>>>>

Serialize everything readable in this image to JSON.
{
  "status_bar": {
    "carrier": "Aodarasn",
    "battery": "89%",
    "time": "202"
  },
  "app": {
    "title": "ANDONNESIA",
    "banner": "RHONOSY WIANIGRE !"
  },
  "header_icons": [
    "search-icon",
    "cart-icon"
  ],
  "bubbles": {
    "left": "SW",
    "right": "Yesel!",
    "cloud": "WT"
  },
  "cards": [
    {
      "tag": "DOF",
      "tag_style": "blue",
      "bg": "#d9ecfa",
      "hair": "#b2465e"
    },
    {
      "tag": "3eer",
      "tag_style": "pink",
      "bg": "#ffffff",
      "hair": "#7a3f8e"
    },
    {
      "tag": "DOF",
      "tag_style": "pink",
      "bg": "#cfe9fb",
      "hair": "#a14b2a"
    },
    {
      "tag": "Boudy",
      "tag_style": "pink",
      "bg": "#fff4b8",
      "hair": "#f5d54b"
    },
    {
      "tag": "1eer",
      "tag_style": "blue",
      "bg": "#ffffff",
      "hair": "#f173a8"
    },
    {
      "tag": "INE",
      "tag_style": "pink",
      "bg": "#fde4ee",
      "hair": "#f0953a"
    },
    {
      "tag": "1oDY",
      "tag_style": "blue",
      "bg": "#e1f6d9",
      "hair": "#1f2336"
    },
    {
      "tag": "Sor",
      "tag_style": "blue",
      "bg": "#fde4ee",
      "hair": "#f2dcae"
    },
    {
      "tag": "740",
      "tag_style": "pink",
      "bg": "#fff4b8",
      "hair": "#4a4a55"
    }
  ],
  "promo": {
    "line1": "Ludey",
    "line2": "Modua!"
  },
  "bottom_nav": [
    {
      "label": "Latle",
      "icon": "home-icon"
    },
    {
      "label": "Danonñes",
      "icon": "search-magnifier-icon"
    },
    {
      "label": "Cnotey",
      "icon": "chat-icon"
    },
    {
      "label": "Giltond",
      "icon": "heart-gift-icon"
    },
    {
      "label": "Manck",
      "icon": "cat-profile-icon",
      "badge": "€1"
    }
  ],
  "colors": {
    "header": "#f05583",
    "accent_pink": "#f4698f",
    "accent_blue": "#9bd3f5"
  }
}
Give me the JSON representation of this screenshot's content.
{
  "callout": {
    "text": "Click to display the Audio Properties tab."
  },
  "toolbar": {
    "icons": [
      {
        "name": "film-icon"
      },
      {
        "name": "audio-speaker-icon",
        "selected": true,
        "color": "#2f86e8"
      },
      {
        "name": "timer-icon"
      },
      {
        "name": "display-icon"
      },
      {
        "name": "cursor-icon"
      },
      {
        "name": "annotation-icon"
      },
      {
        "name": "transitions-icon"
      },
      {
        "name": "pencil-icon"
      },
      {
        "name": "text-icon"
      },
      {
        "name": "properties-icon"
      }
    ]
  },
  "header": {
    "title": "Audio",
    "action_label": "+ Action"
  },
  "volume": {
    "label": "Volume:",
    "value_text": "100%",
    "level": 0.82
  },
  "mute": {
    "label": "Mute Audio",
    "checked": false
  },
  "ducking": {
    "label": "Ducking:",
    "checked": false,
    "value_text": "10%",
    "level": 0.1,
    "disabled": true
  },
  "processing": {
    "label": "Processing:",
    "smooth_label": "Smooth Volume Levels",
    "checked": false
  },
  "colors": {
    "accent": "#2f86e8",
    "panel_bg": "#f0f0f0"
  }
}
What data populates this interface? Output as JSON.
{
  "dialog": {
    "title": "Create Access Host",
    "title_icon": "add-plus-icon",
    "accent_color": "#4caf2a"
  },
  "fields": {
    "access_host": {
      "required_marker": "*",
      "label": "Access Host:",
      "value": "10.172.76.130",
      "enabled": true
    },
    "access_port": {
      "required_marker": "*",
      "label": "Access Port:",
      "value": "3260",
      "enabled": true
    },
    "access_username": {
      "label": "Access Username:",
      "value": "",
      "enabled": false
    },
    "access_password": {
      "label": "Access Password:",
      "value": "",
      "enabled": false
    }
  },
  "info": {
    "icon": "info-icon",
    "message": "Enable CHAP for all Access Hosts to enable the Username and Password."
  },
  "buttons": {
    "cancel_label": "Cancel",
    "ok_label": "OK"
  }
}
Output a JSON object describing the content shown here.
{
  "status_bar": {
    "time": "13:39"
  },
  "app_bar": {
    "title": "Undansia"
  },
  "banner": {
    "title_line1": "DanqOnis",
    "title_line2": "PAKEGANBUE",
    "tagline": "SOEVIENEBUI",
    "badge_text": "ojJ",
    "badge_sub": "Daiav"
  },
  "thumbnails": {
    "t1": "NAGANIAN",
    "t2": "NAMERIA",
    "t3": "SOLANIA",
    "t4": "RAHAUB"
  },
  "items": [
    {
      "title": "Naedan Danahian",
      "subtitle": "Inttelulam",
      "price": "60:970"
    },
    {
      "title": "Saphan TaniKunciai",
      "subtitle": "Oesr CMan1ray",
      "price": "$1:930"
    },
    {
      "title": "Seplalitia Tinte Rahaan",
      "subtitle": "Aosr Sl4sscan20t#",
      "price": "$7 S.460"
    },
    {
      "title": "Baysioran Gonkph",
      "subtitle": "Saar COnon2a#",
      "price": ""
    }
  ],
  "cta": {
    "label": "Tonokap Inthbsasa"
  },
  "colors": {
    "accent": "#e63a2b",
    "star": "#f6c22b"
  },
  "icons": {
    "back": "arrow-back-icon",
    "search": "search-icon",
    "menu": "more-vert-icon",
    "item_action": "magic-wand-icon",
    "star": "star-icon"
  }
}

<<<<

Each line of the material should be echoed exactly.

Serialize everything readable in this image to JSON.
{
  "status_bar": {
    "carrier": "Aodarasn",
    "battery": "89%",
    "time": "202"
  },
  "app": {
    "title": "ANDONNESIA",
    "banner": "RHONOSY WIANIGRE !"
  },
  "header_icons": [
    "search-icon",
    "cart-icon"
  ],
  "bubbles": {
    "left": "SW",
    "right": "Yesel!",
    "cloud": "WT"
  },
  "cards": [
    {
      "tag": "DOF",
      "tag_style": "blue",
      "bg": "#d9ecfa",
      "hair": "#b2465e"
    },
    {
      "tag": "3eer",
      "tag_style": "pink",
      "bg": "#ffffff",
      "hair": "#7a3f8e"
    },
    {
      "tag": "DOF",
      "tag_style": "pink",
      "bg": "#cfe9fb",
      "hair": "#a14b2a"
    },
    {
      "tag": "Boudy",
      "tag_style": "pink",
      "bg": "#fff4b8",
      "hair": "#f5d54b"
    },
    {
      "tag": "1eer",
      "tag_style": "blue",
      "bg": "#ffffff",
      "hair": "#f173a8"
    },
    {
      "tag": "INE",
      "tag_style": "pink",
      "bg": "#fde4ee",
      "hair": "#f0953a"
    },
    {
      "tag": "1oDY",
      "tag_style": "blue",
      "bg": "#e1f6d9",
      "hair": "#1f2336"
    },
    {
      "tag": "Sor",
      "tag_style": "blue",
      "bg": "#fde4ee",
      "hair": "#f2dcae"
    },
    {
      "tag": "740",
      "tag_style": "pink",
      "bg": "#fff4b8",
      "hair": "#4a4a55"
    }
  ],
  "promo": {
    "line1": "Ludey",
    "line2": "Modua!"
  },
  "bottom_nav": [
    {
      "label": "Latle",
      "icon": "home-icon"
    },
    {
      "label": "Danonñes",
      "icon": "search-magnifier-icon"
    },
    {
      "label": "Cnotey",
      "icon": "chat-icon"
    },
    {
      "label": "Giltond",
      "icon": "heart-gift-icon"
    },
    {
      "label": "Manck",
      "icon": "cat-profile-icon",
      "badge": "€1"
    }
  ],
  "colors": {
    "header": "#f05583",
    "accent_pink": "#f4698f",
    "accent_blue": "#9bd3f5"
  }
}
Give me the JSON representation of this screenshot's content.
{
  "callout": {
    "text": "Click to display the Audio Properties tab."
  },
  "toolbar": {
    "icons": [
      {
        "name": "film-icon"
      },
      {
        "name": "audio-speaker-icon",
        "selected": true,
        "color": "#2f86e8"
      },
      {
        "name": "timer-icon"
      },
      {
        "name": "display-icon"
      },
      {
        "name": "cursor-icon"
      },
      {
        "name": "annotation-icon"
      },
      {
        "name": "transitions-icon"
      },
      {
        "name": "pencil-icon"
      },
      {
        "name": "text-icon"
      },
      {
        "name": "properties-icon"
      }
    ]
  },
  "header": {
    "title": "Audio",
    "action_label": "+ Action"
  },
  "volume": {
    "label": "Volume:",
    "value_text": "100%",
    "level": 0.82
  },
  "mute": {
    "label": "Mute Audio",
    "checked": false
  },
  "ducking": {
    "label": "Ducking:",
    "checked": false,
    "value_text": "10%",
    "level": 0.1,
    "disabled": true
  },
  "processing": {
    "label": "Processing:",
    "smooth_label": "Smooth Volume Levels",
    "checked": false
  },
  "colors": {
    "accent": "#2f86e8",
    "panel_bg": "#f0f0f0"
  }
}
What data populates this interface? Output as JSON.
{
  "dialog": {
    "title": "Create Access Host",
    "title_icon": "add-plus-icon",
    "accent_color": "#4caf2a"
  },
  "fields": {
    "access_host": {
      "required_marker": "*",
      "label": "Access Host:",
      "value": "10.172.76.130",
      "enabled": true
    },
    "access_port": {
      "required_marker": "*",
      "label": "Access Port:",
      "value": "3260",
      "enabled": true
    },
    "access_username": {
      "label": "Access Username:",
      "value": "",
      "enabled": false
    },
    "access_password": {
      "label": "Access Password:",
      "value": "",
      "enabled": false
    }
  },
  "info": {
    "icon": "info-icon",
    "message": "Enable CHAP for all Access Hosts to enable the Username and Password."
  },
  "buttons": {
    "cancel_label": "Cancel",
    "ok_label": "OK"
  }
}
Output a JSON object describing the content shown here.
{
  "status_bar": {
    "time": "13:39"
  },
  "app_bar": {
    "title": "Undansia"
  },
  "banner": {
    "title_line1": "DanqOnis",
    "title_line2": "PAKEGANBUE",
    "tagline": "SOEVIENEBUI",
    "badge_text": "ojJ",
    "badge_sub": "Daiav"
  },
  "thumbnails": {
    "t1": "NAGANIAN",
    "t2": "NAMERIA",
    "t3": "SOLANIA",
    "t4": "RAHAUB"
  },
  "items": [
    {
      "title": "Naedan Danahian",
      "subtitle": "Inttelulam",
      "price": "60:970"
    },
    {
      "title": "Saphan TaniKunciai",
      "subtitle": "Oesr CMan1ray",
      "price": "$1:930"
    },
    {
      "title": "Seplalitia Tinte Rahaan",
      "subtitle": "Aosr Sl4sscan20t#",
      "price": "$7 S.460"
    },
    {
      "title": "Baysioran Gonkph",
      "subtitle": "Saar COnon2a#",
      "price": ""
    }
  ],
  "cta": {
    "label": "Tonokap Inthbsasa"
  },
  "colors": {
    "accent": "#e63a2b",
    "star": "#f6c22b"
  },
  "icons": {
    "back": "arrow-back-icon",
    "search": "search-icon",
    "menu": "more-vert-icon",
    "item_action": "magic-wand-icon",
    "star": "star-icon"
  }
}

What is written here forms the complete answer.